● DIRECTIONS FOR THIS TASK
Repeat, line for line, the entries printed below.

● DATA LINES

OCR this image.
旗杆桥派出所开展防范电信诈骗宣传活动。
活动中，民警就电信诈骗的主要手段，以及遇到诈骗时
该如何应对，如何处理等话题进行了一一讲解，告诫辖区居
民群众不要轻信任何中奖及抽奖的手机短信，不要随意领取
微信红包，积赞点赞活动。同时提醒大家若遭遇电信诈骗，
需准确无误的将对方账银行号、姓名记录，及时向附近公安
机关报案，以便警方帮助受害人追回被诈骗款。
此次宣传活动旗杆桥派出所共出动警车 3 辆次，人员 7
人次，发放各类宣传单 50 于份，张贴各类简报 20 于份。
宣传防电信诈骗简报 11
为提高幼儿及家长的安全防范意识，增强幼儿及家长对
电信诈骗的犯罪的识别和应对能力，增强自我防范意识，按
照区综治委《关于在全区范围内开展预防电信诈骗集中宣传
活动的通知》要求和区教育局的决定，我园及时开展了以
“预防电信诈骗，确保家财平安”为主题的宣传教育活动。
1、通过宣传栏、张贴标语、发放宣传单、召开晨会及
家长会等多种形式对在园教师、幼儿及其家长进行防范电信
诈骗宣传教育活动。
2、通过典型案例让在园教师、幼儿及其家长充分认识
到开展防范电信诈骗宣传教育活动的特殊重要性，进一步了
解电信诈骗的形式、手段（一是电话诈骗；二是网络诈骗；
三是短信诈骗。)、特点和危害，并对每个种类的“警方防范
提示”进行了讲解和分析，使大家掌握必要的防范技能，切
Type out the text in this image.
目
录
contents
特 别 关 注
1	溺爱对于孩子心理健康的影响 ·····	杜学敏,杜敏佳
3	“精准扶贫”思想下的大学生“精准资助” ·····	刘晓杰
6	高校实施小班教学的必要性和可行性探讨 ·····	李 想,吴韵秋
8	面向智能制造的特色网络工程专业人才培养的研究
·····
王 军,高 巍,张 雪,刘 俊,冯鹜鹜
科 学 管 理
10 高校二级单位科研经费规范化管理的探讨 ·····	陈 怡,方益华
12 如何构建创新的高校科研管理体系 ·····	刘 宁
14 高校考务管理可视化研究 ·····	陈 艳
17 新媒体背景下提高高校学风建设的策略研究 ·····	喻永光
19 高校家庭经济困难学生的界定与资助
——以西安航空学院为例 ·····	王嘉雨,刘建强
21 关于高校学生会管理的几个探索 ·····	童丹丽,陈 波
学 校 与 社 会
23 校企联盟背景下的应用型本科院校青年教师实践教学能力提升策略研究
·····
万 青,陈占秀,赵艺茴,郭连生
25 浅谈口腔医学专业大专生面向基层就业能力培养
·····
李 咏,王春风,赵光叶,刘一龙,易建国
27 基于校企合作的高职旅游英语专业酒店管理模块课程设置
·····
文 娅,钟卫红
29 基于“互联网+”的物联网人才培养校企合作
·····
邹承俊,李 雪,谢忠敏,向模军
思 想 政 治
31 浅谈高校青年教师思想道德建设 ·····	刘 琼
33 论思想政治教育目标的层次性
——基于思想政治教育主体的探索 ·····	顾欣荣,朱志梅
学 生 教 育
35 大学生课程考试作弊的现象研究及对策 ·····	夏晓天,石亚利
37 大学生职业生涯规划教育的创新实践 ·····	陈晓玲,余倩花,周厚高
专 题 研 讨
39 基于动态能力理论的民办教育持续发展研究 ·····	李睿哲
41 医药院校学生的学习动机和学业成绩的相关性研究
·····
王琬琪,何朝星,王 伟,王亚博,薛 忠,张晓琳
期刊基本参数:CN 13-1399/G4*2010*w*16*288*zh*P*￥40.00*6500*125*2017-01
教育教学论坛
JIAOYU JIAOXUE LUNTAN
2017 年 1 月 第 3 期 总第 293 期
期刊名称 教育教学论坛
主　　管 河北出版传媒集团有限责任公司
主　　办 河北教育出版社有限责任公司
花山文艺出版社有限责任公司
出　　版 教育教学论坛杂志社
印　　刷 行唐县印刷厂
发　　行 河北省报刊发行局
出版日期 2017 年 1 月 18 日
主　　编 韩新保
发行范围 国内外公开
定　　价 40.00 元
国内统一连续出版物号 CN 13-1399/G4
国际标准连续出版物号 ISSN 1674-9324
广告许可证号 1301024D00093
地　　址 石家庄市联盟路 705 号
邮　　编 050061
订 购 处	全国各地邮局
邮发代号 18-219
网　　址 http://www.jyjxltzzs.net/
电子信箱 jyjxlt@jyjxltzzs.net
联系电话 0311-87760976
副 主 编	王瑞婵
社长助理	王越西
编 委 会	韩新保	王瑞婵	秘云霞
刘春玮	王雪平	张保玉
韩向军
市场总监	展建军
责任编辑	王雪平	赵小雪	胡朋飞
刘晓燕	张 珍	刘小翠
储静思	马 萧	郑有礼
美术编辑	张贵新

● TASK RESULT
OCR this image.
旗杆桥派出所开展防范电信诈骗宣传活动。
活动中，民警就电信诈骗的主要手段，以及遇到诈骗时
该如何应对，如何处理等话题进行了一一讲解，告诫辖区居
民群众不要轻信任何中奖及抽奖的手机短信，不要随意领取
微信红包，积赞点赞活动。同时提醒大家若遭遇电信诈骗，
需准确无误的将对方账银行号、姓名记录，及时向附近公安
机关报案，以便警方帮助受害人追回被诈骗款。
此次宣传活动旗杆桥派出所共出动警车 3 辆次，人员 7
人次，发放各类宣传单 50 于份，张贴各类简报 20 于份。
宣传防电信诈骗简报 11
为提高幼儿及家长的安全防范意识，增强幼儿及家长对
电信诈骗的犯罪的识别和应对能力，增强自我防范意识，按
照区综治委《关于在全区范围内开展预防电信诈骗集中宣传
活动的通知》要求和区教育局的决定，我园及时开展了以
“预防电信诈骗，确保家财平安”为主题的宣传教育活动。
1、通过宣传栏、张贴标语、发放宣传单、召开晨会及
家长会等多种形式对在园教师、幼儿及其家长进行防范电信
诈骗宣传教育活动。
2、通过典型案例让在园教师、幼儿及其家长充分认识
到开展防范电信诈骗宣传教育活动的特殊重要性，进一步了
解电信诈骗的形式、手段（一是电话诈骗；二是网络诈骗；
三是短信诈骗。)、特点和危害，并对每个种类的“警方防范
提示”进行了讲解和分析，使大家掌握必要的防范技能，切
Type out the text in this image.
目
录
contents
特 别 关 注
1	溺爱对于孩子心理健康的影响 ·····	杜学敏,杜敏佳
3	“精准扶贫”思想下的大学生“精准资助” ·····	刘晓杰
6	高校实施小班教学的必要性和可行性探讨 ·····	李 想,吴韵秋
8	面向智能制造的特色网络工程专业人才培养的研究
·····
王 军,高 巍,张 雪,刘 俊,冯鹜鹜
科 学 管 理
10 高校二级单位科研经费规范化管理的探讨 ·····	陈 怡,方益华
12 如何构建创新的高校科研管理体系 ·····	刘 宁
14 高校考务管理可视化研究 ·····	陈 艳
17 新媒体背景下提高高校学风建设的策略研究 ·····	喻永光
19 高校家庭经济困难学生的界定与资助
——以西安航空学院为例 ·····	王嘉雨,刘建强
21 关于高校学生会管理的几个探索 ·····	童丹丽,陈 波
学 校 与 社 会
23 校企联盟背景下的应用型本科院校青年教师实践教学能力提升策略研究
·····
万 青,陈占秀,赵艺茴,郭连生
25 浅谈口腔医学专业大专生面向基层就业能力培养
·····
李 咏,王春风,赵光叶,刘一龙,易建国
27 基于校企合作的高职旅游英语专业酒店管理模块课程设置
·····
文 娅,钟卫红
29 基于“互联网+”的物联网人才培养校企合作
·····
邹承俊,李 雪,谢忠敏,向模军
思 想 政 治
31 浅谈高校青年教师思想道德建设 ·····	刘 琼
33 论思想政治教育目标的层次性
——基于思想政治教育主体的探索 ·····	顾欣荣,朱志梅
学 生 教 育
35 大学生课程考试作弊的现象研究及对策 ·····	夏晓天,石亚利
37 大学生职业生涯规划教育的创新实践 ·····	陈晓玲,余倩花,周厚高
专 题 研 讨
39 基于动态能力理论的民办教育持续发展研究 ·····	李睿哲
41 医药院校学生的学习动机和学业成绩的相关性研究
·····
王琬琪,何朝星,王 伟,王亚博,薛 忠,张晓琳
期刊基本参数:CN 13-1399/G4*2010*w*16*288*zh*P*￥40.00*6500*125*2017-01
教育教学论坛
JIAOYU JIAOXUE LUNTAN
2017 年 1 月 第 3 期 总第 293 期
期刊名称 教育教学论坛
主　　管 河北出版传媒集团有限责任公司
主　　办 河北教育出版社有限责任公司
花山文艺出版社有限责任公司
出　　版 教育教学论坛杂志社
印　　刷 行唐县印刷厂
发　　行 河北省报刊发行局
出版日期 2017 年 1 月 18 日
主　　编 韩新保
发行范围 国内外公开
定　　价 40.00 元
国内统一连续出版物号 CN 13-1399/G4
国际标准连续出版物号 ISSN 1674-9324
广告许可证号 1301024D00093
地　　址 石家庄市联盟路 705 号
邮　　编 050061
订 购 处	全国各地邮局
邮发代号 18-219
网　　址 http://www.jyjxltzzs.net/
电子信箱 jyjxlt@jyjxltzzs.net
联系电话 0311-87760976
副 主 编	王瑞婵
社长助理	王越西
编 委 会	韩新保	王瑞婵	秘云霞
刘春玮	王雪平	张保玉
韩向军
市场总监	展建军
责任编辑	王雪平	赵小雪	胡朋飞
刘晓燕	张 珍	刘小翠
储静思	马 萧	郑有礼
美术编辑	张贵新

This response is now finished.